The exercise: Reproduce all the entries exactly and keep the pictures out.

Input data:
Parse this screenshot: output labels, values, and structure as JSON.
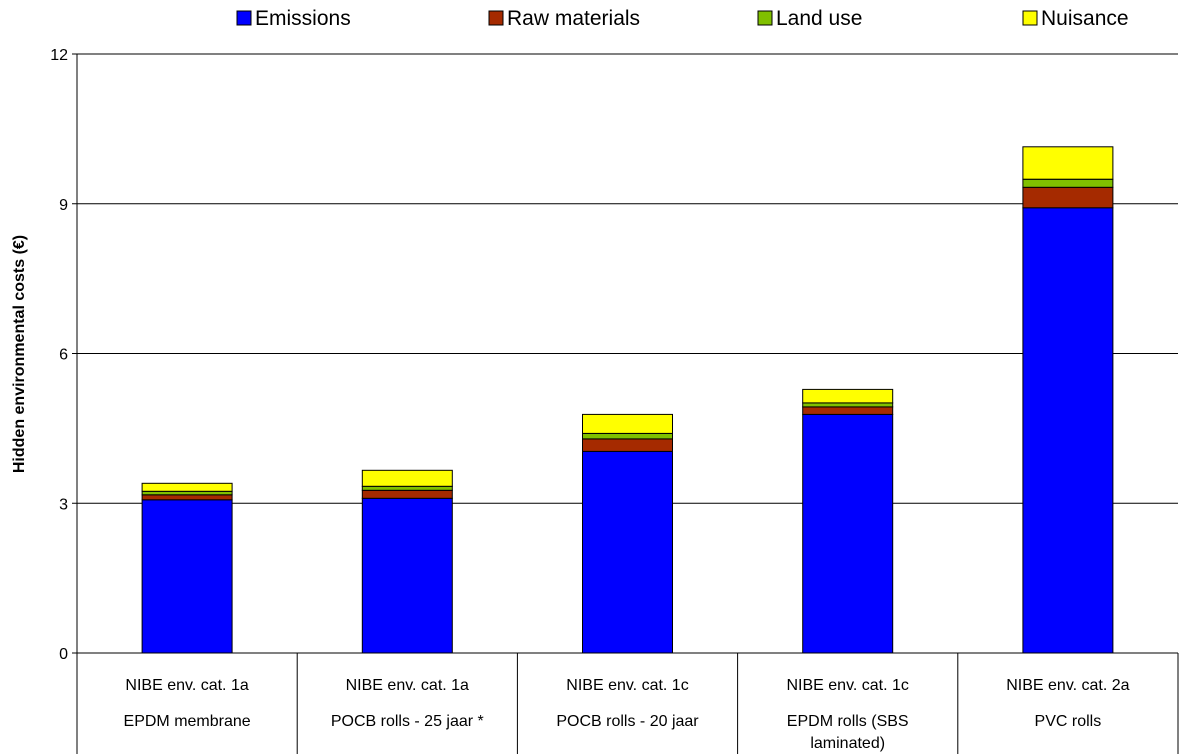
{
  "chart_data": {
    "type": "bar",
    "stacked": true,
    "categories": [
      [
        "NIBE env. cat. 1a",
        "EPDM membrane"
      ],
      [
        "NIBE env. cat. 1a",
        "POCB rolls - 25 jaar *"
      ],
      [
        "NIBE env. cat. 1c",
        "POCB rolls - 20 jaar"
      ],
      [
        "NIBE env. cat. 1c",
        "EPDM rolls (SBS",
        "laminated)"
      ],
      [
        "NIBE env. cat. 2a",
        "PVC rolls"
      ]
    ],
    "series": [
      {
        "name": "Emissions",
        "color": "#0000ff",
        "values": [
          3.07,
          3.1,
          4.04,
          4.78,
          8.92
        ]
      },
      {
        "name": "Raw materials",
        "color": "#a52a00",
        "values": [
          0.1,
          0.16,
          0.25,
          0.15,
          0.41
        ]
      },
      {
        "name": "Land use",
        "color": "#80c000",
        "values": [
          0.07,
          0.08,
          0.11,
          0.08,
          0.16
        ]
      },
      {
        "name": "Nuisance",
        "color": "#ffff00",
        "values": [
          0.16,
          0.32,
          0.38,
          0.27,
          0.65
        ]
      }
    ],
    "title": "",
    "xlabel": "",
    "ylabel": "Hidden environmental costs (€)",
    "ylim": [
      0,
      12
    ],
    "yticks": [
      0,
      3,
      6,
      9,
      12
    ],
    "grid": true,
    "legend": "top"
  }
}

Task solution:
Parse this screenshot: output labels, values, and structure as JSON.
{
  "chart_data": {
    "type": "bar",
    "stacked": true,
    "categories": [
      [
        "NIBE env. cat. 1a",
        "EPDM membrane"
      ],
      [
        "NIBE env. cat. 1a",
        "POCB rolls - 25 jaar *"
      ],
      [
        "NIBE env. cat. 1c",
        "POCB rolls - 20 jaar"
      ],
      [
        "NIBE env. cat. 1c",
        "EPDM rolls (SBS",
        "laminated)"
      ],
      [
        "NIBE env. cat. 2a",
        "PVC rolls"
      ]
    ],
    "series": [
      {
        "name": "Emissions",
        "color": "#0000ff",
        "values": [
          3.07,
          3.1,
          4.04,
          4.78,
          8.92
        ]
      },
      {
        "name": "Raw materials",
        "color": "#a52a00",
        "values": [
          0.1,
          0.16,
          0.25,
          0.15,
          0.41
        ]
      },
      {
        "name": "Land use",
        "color": "#80c000",
        "values": [
          0.07,
          0.08,
          0.11,
          0.08,
          0.16
        ]
      },
      {
        "name": "Nuisance",
        "color": "#ffff00",
        "values": [
          0.16,
          0.32,
          0.38,
          0.27,
          0.65
        ]
      }
    ],
    "title": "",
    "xlabel": "",
    "ylabel": "Hidden environmental costs (€)",
    "ylim": [
      0,
      12
    ],
    "yticks": [
      0,
      3,
      6,
      9,
      12
    ],
    "grid": true,
    "legend": "top"
  }
}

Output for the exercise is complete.